**The request**
Transcribe the listing word for word.

-- start of Information supplied --

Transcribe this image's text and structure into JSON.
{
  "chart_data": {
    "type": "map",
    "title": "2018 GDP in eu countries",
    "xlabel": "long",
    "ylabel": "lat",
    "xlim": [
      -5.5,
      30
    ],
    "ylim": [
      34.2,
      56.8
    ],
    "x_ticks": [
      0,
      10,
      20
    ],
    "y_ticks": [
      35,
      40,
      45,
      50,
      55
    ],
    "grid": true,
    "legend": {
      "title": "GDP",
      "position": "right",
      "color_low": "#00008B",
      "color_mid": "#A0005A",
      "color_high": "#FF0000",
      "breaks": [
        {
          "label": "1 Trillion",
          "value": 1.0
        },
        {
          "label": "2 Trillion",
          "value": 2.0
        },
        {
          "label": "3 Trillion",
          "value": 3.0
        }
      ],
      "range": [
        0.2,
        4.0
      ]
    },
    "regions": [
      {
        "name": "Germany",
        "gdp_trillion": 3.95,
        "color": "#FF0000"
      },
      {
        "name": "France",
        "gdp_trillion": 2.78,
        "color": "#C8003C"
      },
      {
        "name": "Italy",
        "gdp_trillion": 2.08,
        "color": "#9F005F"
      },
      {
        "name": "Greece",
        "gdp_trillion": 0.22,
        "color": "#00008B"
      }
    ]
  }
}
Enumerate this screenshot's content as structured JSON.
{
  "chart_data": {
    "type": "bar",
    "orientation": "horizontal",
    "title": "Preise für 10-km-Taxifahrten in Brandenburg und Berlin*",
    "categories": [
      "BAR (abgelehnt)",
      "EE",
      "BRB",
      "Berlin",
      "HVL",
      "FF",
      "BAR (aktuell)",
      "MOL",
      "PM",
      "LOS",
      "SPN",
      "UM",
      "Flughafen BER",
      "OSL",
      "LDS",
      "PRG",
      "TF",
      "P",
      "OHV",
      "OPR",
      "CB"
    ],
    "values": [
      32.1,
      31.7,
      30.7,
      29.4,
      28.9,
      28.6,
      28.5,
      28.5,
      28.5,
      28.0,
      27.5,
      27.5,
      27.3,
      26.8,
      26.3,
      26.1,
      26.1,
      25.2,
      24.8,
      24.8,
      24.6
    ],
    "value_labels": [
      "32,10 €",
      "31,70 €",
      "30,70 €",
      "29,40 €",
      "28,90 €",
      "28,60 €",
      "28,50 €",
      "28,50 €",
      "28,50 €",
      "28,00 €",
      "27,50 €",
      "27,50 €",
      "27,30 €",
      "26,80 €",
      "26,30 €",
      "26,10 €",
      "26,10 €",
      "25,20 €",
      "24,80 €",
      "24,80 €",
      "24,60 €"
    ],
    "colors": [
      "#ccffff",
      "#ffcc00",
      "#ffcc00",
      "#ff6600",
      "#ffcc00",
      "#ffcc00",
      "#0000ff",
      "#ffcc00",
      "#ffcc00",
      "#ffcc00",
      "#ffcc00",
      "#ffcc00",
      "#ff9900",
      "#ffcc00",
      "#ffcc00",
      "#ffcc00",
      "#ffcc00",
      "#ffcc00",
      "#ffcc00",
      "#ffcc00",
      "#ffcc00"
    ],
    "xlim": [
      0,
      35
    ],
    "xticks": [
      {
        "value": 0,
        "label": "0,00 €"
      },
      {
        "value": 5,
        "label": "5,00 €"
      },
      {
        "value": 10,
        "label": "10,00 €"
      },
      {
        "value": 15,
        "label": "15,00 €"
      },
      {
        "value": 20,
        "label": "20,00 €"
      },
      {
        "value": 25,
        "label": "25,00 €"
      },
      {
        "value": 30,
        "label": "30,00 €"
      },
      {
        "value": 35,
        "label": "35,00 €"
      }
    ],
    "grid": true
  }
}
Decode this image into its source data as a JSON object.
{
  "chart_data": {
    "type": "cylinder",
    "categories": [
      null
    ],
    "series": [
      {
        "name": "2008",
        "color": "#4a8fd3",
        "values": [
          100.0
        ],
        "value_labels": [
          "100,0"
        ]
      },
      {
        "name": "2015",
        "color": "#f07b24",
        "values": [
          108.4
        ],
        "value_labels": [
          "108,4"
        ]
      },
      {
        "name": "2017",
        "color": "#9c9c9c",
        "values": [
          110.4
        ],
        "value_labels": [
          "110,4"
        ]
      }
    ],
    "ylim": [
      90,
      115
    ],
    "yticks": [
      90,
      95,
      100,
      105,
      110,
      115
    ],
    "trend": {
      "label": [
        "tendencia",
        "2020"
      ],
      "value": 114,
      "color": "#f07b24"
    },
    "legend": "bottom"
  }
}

-- end of Information supplied --

**Response to the task**
Transcribe this image's text and structure into JSON.
{
  "chart_data": {
    "type": "map",
    "title": "2018 GDP in eu countries",
    "xlabel": "long",
    "ylabel": "lat",
    "xlim": [
      -5.5,
      30
    ],
    "ylim": [
      34.2,
      56.8
    ],
    "x_ticks": [
      0,
      10,
      20
    ],
    "y_ticks": [
      35,
      40,
      45,
      50,
      55
    ],
    "grid": true,
    "legend": {
      "title": "GDP",
      "position": "right",
      "color_low": "#00008B",
      "color_mid": "#A0005A",
      "color_high": "#FF0000",
      "breaks": [
        {
          "label": "1 Trillion",
          "value": 1.0
        },
        {
          "label": "2 Trillion",
          "value": 2.0
        },
        {
          "label": "3 Trillion",
          "value": 3.0
        }
      ],
      "range": [
        0.2,
        4.0
      ]
    },
    "regions": [
      {
        "name": "Germany",
        "gdp_trillion": 3.95,
        "color": "#FF0000"
      },
      {
        "name": "France",
        "gdp_trillion": 2.78,
        "color": "#C8003C"
      },
      {
        "name": "Italy",
        "gdp_trillion": 2.08,
        "color": "#9F005F"
      },
      {
        "name": "Greece",
        "gdp_trillion": 0.22,
        "color": "#00008B"
      }
    ]
  }
}
Enumerate this screenshot's content as structured JSON.
{
  "chart_data": {
    "type": "bar",
    "orientation": "horizontal",
    "title": "Preise für 10-km-Taxifahrten in Brandenburg und Berlin*",
    "categories": [
      "BAR (abgelehnt)",
      "EE",
      "BRB",
      "Berlin",
      "HVL",
      "FF",
      "BAR (aktuell)",
      "MOL",
      "PM",
      "LOS",
      "SPN",
      "UM",
      "Flughafen BER",
      "OSL",
      "LDS",
      "PRG",
      "TF",
      "P",
      "OHV",
      "OPR",
      "CB"
    ],
    "values": [
      32.1,
      31.7,
      30.7,
      29.4,
      28.9,
      28.6,
      28.5,
      28.5,
      28.5,
      28.0,
      27.5,
      27.5,
      27.3,
      26.8,
      26.3,
      26.1,
      26.1,
      25.2,
      24.8,
      24.8,
      24.6
    ],
    "value_labels": [
      "32,10 €",
      "31,70 €",
      "30,70 €",
      "29,40 €",
      "28,90 €",
      "28,60 €",
      "28,50 €",
      "28,50 €",
      "28,50 €",
      "28,00 €",
      "27,50 €",
      "27,50 €",
      "27,30 €",
      "26,80 €",
      "26,30 €",
      "26,10 €",
      "26,10 €",
      "25,20 €",
      "24,80 €",
      "24,80 €",
      "24,60 €"
    ],
    "colors": [
      "#ccffff",
      "#ffcc00",
      "#ffcc00",
      "#ff6600",
      "#ffcc00",
      "#ffcc00",
      "#0000ff",
      "#ffcc00",
      "#ffcc00",
      "#ffcc00",
      "#ffcc00",
      "#ffcc00",
      "#ff9900",
      "#ffcc00",
      "#ffcc00",
      "#ffcc00",
      "#ffcc00",
      "#ffcc00",
      "#ffcc00",
      "#ffcc00",
      "#ffcc00"
    ],
    "xlim": [
      0,
      35
    ],
    "xticks": [
      {
        "value": 0,
        "label": "0,00 €"
      },
      {
        "value": 5,
        "label": "5,00 €"
      },
      {
        "value": 10,
        "label": "10,00 €"
      },
      {
        "value": 15,
        "label": "15,00 €"
      },
      {
        "value": 20,
        "label": "20,00 €"
      },
      {
        "value": 25,
        "label": "25,00 €"
      },
      {
        "value": 30,
        "label": "30,00 €"
      },
      {
        "value": 35,
        "label": "35,00 €"
      }
    ],
    "grid": true
  }
}
Decode this image into its source data as a JSON object.
{
  "chart_data": {
    "type": "cylinder",
    "categories": [
      null
    ],
    "series": [
      {
        "name": "2008",
        "color": "#4a8fd3",
        "values": [
          100.0
        ],
        "value_labels": [
          "100,0"
        ]
      },
      {
        "name": "2015",
        "color": "#f07b24",
        "values": [
          108.4
        ],
        "value_labels": [
          "108,4"
        ]
      },
      {
        "name": "2017",
        "color": "#9c9c9c",
        "values": [
          110.4
        ],
        "value_labels": [
          "110,4"
        ]
      }
    ],
    "ylim": [
      90,
      115
    ],
    "yticks": [
      90,
      95,
      100,
      105,
      110,
      115
    ],
    "trend": {
      "label": [
        "tendencia",
        "2020"
      ],
      "value": 114,
      "color": "#f07b24"
    },
    "legend": "bottom"
  }
}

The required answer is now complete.